* [Stated task]: Each record below is to be reproduced without any change.

------------------------------------------------

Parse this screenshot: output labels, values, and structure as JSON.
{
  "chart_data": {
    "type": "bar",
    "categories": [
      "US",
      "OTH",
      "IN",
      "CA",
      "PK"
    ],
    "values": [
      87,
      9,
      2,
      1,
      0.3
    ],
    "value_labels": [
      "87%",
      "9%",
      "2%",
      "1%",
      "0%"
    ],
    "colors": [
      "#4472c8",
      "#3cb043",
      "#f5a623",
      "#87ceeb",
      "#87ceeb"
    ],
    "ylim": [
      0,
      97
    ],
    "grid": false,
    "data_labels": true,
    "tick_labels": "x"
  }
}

------------------------------------------------

* [Result]:
Parse this screenshot: output labels, values, and structure as JSON.
{
  "chart_data": {
    "type": "bar",
    "categories": [
      "US",
      "OTH",
      "IN",
      "CA",
      "PK"
    ],
    "values": [
      87,
      9,
      2,
      1,
      0.3
    ],
    "value_labels": [
      "87%",
      "9%",
      "2%",
      "1%",
      "0%"
    ],
    "colors": [
      "#4472c8",
      "#3cb043",
      "#f5a623",
      "#87ceeb",
      "#87ceeb"
    ],
    "ylim": [
      0,
      97
    ],
    "grid": false,
    "data_labels": true,
    "tick_labels": "x"
  }
}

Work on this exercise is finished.